[Collected data entries]
____
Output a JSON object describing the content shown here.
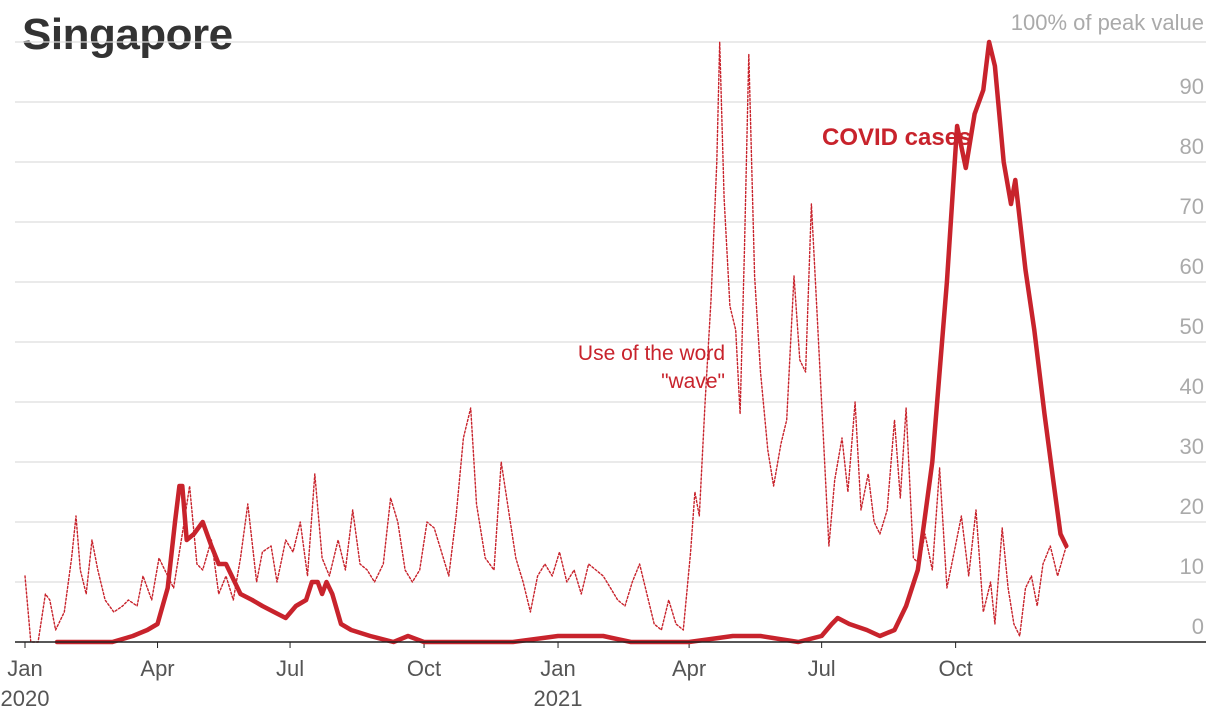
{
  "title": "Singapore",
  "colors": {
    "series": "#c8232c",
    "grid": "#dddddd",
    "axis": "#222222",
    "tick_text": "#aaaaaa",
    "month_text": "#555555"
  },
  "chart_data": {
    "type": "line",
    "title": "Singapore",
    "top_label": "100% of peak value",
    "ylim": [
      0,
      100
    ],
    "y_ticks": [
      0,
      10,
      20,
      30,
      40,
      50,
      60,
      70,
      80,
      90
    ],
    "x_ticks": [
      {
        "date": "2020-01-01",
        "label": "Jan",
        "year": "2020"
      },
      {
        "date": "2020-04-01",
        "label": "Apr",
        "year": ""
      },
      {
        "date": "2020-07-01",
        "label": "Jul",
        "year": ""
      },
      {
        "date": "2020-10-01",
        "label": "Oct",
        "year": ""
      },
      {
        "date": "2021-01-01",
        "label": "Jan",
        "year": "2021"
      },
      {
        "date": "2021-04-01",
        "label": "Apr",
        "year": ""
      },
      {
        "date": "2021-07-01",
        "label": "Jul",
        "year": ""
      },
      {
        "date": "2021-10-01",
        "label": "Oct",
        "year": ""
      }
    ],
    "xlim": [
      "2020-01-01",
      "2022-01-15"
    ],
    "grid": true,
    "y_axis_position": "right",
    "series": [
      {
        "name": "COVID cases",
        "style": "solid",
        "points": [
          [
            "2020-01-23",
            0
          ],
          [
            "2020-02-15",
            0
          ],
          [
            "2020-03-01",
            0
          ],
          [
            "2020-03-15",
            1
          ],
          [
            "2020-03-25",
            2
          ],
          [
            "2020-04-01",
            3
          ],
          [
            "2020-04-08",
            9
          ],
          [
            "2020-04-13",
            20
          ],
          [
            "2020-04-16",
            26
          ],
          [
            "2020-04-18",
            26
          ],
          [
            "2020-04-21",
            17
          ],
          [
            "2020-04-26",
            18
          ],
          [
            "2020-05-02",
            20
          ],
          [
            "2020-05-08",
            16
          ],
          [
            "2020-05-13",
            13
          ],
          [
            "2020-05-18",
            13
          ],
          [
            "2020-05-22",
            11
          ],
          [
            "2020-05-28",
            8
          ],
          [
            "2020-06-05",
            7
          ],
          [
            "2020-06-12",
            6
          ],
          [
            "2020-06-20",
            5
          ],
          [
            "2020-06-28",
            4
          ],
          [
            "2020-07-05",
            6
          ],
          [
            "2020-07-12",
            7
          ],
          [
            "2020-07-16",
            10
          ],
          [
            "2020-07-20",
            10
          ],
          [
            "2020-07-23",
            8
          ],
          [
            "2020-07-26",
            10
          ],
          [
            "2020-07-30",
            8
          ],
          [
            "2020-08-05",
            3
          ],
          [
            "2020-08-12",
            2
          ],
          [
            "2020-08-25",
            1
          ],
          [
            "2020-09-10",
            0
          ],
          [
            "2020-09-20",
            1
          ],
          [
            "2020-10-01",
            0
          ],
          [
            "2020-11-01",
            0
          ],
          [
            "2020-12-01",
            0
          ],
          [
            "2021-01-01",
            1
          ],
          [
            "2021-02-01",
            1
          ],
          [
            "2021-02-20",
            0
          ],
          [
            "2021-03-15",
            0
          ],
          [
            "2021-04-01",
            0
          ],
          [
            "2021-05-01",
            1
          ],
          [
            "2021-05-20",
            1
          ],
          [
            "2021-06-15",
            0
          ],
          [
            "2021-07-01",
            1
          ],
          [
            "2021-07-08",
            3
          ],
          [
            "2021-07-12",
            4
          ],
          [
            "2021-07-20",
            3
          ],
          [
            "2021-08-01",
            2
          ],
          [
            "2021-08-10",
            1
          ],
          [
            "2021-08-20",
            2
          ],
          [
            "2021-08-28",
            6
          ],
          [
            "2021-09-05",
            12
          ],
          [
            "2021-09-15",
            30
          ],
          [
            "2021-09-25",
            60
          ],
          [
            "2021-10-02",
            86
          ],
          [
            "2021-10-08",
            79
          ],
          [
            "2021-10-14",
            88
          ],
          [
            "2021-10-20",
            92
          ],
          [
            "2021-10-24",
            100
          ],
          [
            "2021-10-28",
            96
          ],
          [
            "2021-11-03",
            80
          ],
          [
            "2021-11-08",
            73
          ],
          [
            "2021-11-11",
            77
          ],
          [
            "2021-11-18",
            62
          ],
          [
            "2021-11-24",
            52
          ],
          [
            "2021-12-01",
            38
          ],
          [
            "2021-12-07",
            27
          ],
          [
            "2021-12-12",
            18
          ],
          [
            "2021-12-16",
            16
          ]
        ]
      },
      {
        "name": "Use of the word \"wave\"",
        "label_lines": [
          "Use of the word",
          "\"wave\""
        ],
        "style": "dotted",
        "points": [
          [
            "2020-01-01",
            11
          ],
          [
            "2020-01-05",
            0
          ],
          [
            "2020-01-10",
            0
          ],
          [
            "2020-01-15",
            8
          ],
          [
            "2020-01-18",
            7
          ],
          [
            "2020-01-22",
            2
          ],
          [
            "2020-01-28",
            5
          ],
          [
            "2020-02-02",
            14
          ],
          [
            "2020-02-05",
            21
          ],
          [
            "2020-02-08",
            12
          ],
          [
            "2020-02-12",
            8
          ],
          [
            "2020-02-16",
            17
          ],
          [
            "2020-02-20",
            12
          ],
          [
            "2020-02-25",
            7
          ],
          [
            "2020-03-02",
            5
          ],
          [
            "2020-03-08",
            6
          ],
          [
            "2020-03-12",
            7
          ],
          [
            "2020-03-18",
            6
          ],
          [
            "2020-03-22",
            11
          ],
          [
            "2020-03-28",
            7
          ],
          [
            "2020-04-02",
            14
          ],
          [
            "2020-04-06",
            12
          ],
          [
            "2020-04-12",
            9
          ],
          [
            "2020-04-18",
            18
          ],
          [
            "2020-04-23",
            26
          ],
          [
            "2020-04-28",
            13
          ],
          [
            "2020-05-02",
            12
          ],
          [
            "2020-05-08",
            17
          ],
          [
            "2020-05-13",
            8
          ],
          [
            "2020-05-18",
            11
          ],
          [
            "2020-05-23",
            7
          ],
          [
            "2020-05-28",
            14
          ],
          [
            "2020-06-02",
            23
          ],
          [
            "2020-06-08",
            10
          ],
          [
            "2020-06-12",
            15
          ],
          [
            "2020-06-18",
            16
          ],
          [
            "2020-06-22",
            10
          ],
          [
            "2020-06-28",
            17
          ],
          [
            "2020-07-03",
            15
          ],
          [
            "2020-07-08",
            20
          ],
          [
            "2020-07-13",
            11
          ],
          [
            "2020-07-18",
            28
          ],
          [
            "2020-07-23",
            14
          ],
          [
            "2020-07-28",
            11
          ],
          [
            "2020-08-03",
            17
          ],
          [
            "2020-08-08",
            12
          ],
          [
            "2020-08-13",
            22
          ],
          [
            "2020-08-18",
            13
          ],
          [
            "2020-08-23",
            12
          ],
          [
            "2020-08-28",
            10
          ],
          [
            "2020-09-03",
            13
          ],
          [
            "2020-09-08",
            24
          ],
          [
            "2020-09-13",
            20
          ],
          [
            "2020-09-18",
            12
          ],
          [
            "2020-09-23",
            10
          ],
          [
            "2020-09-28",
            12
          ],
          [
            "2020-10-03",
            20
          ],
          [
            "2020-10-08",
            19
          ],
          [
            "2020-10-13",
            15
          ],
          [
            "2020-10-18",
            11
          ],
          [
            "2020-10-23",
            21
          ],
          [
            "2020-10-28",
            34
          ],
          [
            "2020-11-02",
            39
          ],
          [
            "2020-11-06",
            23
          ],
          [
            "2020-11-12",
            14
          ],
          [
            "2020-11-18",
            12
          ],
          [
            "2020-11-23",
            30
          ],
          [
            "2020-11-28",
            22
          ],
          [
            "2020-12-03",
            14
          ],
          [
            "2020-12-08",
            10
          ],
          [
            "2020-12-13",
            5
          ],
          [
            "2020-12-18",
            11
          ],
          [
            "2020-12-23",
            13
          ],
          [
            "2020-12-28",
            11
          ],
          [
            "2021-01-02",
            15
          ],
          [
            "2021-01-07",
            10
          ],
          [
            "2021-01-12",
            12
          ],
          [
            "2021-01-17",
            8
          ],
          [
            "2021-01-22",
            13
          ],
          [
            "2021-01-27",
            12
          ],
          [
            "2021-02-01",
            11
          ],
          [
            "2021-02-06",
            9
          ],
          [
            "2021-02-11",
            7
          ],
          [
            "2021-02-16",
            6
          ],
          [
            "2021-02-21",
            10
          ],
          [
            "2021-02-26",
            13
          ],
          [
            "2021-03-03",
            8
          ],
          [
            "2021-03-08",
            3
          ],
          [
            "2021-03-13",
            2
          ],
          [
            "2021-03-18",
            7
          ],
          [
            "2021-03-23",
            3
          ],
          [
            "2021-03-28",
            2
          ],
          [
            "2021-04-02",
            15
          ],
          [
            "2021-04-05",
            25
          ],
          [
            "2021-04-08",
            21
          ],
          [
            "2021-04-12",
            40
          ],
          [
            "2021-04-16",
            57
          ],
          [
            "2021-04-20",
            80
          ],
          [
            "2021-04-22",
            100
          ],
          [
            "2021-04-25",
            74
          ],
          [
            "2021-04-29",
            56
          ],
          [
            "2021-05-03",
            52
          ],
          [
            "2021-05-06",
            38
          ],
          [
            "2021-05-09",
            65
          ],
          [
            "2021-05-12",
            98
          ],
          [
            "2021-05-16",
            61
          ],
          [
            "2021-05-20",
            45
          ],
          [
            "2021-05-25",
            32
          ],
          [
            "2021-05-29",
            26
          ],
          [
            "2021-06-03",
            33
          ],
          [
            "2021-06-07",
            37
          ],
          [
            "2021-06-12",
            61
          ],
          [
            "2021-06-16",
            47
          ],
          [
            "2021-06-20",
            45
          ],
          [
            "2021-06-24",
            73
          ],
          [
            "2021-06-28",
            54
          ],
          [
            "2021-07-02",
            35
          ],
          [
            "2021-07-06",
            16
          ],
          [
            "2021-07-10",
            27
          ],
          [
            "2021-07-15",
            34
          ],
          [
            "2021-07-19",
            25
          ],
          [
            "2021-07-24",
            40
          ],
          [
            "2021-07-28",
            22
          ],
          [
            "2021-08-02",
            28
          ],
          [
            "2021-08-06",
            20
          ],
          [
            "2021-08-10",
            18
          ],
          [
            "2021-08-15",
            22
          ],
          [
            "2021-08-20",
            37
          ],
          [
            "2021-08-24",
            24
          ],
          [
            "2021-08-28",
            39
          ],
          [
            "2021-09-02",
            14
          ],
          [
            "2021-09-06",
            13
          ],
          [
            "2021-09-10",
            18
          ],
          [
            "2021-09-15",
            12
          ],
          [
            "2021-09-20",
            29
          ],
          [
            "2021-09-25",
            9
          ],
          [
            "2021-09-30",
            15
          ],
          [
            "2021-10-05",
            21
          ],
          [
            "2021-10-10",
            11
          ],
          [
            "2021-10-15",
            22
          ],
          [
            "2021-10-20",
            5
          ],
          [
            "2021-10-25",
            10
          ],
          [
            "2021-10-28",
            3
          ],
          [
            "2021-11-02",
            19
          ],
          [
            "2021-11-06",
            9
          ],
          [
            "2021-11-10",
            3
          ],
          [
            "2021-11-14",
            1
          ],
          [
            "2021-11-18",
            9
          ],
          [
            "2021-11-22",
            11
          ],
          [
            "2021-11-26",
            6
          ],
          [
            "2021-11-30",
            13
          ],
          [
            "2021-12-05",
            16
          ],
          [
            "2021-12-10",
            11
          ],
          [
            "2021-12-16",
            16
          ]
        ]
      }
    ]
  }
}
____
Direction: Return each line among the entries that holds the word "name".

Completed task:
        "name": "COVID cases",
        "name": "Use of the word \"wave\"",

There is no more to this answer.